▸ **Task to carry out**: Search the data for the string "физики" and extract every line where it appears.
* BEGIN *
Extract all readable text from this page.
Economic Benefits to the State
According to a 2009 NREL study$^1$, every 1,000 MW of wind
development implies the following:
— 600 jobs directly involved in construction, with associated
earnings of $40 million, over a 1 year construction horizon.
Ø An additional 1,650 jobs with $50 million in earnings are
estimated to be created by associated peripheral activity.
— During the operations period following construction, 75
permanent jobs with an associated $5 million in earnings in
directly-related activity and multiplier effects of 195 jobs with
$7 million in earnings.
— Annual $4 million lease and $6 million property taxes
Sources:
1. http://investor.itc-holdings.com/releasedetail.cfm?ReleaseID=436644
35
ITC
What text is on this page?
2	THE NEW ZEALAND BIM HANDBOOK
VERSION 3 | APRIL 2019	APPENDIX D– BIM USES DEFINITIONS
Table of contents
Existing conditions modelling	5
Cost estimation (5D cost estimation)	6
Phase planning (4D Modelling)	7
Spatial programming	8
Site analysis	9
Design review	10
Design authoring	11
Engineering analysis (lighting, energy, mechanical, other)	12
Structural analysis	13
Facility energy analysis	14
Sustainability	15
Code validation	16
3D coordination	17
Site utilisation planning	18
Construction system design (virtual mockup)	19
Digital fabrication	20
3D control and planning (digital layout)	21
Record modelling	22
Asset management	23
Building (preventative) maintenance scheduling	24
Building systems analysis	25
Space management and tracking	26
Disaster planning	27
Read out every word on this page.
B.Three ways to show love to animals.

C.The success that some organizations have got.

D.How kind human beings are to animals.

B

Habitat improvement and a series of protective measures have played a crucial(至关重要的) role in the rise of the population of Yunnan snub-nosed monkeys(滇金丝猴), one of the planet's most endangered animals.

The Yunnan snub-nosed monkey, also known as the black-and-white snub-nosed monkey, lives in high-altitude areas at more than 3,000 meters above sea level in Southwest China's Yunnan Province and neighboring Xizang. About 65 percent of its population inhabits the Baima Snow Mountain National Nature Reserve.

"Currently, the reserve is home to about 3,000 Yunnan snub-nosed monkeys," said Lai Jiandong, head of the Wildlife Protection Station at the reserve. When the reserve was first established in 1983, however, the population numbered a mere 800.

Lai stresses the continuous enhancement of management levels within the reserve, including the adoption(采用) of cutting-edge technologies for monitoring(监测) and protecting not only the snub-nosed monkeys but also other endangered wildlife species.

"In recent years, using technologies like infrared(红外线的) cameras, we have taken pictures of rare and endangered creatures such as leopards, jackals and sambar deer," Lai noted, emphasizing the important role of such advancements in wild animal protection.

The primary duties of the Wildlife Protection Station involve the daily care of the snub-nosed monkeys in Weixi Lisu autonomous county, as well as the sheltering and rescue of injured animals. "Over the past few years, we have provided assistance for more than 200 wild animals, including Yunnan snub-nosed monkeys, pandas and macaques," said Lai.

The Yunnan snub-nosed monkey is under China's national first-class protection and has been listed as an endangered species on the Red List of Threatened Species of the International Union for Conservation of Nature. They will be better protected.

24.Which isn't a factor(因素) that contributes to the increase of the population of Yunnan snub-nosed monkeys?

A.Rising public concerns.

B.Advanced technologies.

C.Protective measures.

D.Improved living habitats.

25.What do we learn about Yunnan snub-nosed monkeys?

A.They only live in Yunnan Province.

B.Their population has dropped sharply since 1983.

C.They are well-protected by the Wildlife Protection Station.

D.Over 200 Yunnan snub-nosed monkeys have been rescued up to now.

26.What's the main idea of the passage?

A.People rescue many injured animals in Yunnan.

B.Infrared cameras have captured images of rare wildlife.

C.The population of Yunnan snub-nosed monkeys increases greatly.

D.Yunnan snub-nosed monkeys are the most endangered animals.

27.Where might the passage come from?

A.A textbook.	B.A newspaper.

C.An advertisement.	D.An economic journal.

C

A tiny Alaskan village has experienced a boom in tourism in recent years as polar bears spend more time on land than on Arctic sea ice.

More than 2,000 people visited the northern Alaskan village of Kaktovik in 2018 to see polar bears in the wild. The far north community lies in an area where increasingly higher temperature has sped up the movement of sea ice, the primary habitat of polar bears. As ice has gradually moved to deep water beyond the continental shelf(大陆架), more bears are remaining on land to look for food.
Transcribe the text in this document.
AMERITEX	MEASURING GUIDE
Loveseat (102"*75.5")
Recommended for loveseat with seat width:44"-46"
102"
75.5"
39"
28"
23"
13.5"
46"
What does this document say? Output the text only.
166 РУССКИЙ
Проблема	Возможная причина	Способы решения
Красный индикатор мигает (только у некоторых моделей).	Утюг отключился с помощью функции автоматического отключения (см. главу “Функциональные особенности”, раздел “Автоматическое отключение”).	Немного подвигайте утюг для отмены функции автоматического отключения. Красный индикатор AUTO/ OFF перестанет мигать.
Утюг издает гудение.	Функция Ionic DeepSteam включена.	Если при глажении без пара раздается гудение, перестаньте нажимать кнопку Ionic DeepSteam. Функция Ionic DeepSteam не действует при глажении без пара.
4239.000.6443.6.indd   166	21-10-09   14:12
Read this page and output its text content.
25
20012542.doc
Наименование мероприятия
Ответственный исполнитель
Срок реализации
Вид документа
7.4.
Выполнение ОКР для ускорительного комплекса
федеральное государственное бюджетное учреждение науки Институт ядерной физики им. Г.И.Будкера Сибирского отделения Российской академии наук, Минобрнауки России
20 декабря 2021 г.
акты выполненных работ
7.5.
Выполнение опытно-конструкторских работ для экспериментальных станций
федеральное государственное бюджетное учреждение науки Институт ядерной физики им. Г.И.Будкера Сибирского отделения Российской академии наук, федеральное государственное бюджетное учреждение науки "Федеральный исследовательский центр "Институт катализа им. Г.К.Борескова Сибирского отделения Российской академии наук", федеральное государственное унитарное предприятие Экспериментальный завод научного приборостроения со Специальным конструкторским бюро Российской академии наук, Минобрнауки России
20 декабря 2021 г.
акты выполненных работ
* END *
▸ **Task solution**:
федеральное государственное бюджетное учреждение науки Институт ядерной физики им. Г.И.Будкера Сибирского отделения Российской академии наук, Минобрнауки России
федеральное государственное бюджетное учреждение науки Институт ядерной физики им. Г.И.Будкера Сибирского отделения Российской академии наук, федеральное государственное бюджетное учреждение науки "Федеральный исследовательский центр "Институт катализа им. Г.К.Борескова Сибирского отделения Российской академии наук", федеральное государственное унитарное предприятие Экспериментальный завод научного приборостроения со Специальным конструкторским бюро Российской академии наук, Минобрнауки России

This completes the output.